Objective |
Transcribe every line of the records verbatim.
Begin Available data
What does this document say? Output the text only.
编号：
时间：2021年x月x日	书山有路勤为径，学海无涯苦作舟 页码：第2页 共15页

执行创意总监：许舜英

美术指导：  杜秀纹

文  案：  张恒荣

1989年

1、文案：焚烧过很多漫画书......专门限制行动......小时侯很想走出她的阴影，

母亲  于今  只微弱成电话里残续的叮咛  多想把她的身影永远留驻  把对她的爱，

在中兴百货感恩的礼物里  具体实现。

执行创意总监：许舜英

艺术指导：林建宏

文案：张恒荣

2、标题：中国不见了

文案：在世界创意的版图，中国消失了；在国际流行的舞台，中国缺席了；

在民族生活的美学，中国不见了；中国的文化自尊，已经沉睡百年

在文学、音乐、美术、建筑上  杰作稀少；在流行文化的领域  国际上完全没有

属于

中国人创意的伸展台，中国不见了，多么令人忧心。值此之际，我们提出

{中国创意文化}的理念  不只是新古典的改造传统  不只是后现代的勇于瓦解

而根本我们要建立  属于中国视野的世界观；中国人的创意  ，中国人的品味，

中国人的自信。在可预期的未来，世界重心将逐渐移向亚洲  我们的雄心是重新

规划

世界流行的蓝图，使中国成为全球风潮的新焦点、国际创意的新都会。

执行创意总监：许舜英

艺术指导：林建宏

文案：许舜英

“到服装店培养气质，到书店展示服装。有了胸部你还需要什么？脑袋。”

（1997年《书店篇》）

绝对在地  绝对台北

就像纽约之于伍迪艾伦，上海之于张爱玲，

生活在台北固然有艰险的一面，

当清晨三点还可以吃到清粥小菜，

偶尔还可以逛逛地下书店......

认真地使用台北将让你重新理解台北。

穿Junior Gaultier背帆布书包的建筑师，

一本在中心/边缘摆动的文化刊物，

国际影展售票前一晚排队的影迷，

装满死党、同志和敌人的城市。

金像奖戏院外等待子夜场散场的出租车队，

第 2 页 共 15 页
End Available data
Exercise answer |
What does this document say? Output the text only.
编号：
时间：2021年x月x日	书山有路勤为径，学海无涯苦作舟 页码：第2页 共15页

执行创意总监：许舜英

美术指导：  杜秀纹

文  案：  张恒荣

1989年

1、文案：焚烧过很多漫画书......专门限制行动......小时侯很想走出她的阴影，

母亲  于今  只微弱成电话里残续的叮咛  多想把她的身影永远留驻  把对她的爱，

在中兴百货感恩的礼物里  具体实现。

执行创意总监：许舜英

艺术指导：林建宏

文案：张恒荣

2、标题：中国不见了

文案：在世界创意的版图，中国消失了；在国际流行的舞台，中国缺席了；

在民族生活的美学，中国不见了；中国的文化自尊，已经沉睡百年

在文学、音乐、美术、建筑上  杰作稀少；在流行文化的领域  国际上完全没有

属于

中国人创意的伸展台，中国不见了，多么令人忧心。值此之际，我们提出

{中国创意文化}的理念  不只是新古典的改造传统  不只是后现代的勇于瓦解

而根本我们要建立  属于中国视野的世界观；中国人的创意  ，中国人的品味，

中国人的自信。在可预期的未来，世界重心将逐渐移向亚洲  我们的雄心是重新

规划

世界流行的蓝图，使中国成为全球风潮的新焦点、国际创意的新都会。

执行创意总监：许舜英

艺术指导：林建宏

文案：许舜英

“到服装店培养气质，到书店展示服装。有了胸部你还需要什么？脑袋。”

（1997年《书店篇》）

绝对在地  绝对台北

就像纽约之于伍迪艾伦，上海之于张爱玲，

生活在台北固然有艰险的一面，

当清晨三点还可以吃到清粥小菜，

偶尔还可以逛逛地下书店......

认真地使用台北将让你重新理解台北。

穿Junior Gaultier背帆布书包的建筑师，

一本在中心/边缘摆动的文化刊物，

国际影展售票前一晚排队的影迷，

装满死党、同志和敌人的城市。

金像奖戏院外等待子夜场散场的出租车队，

第 2 页 共 15 页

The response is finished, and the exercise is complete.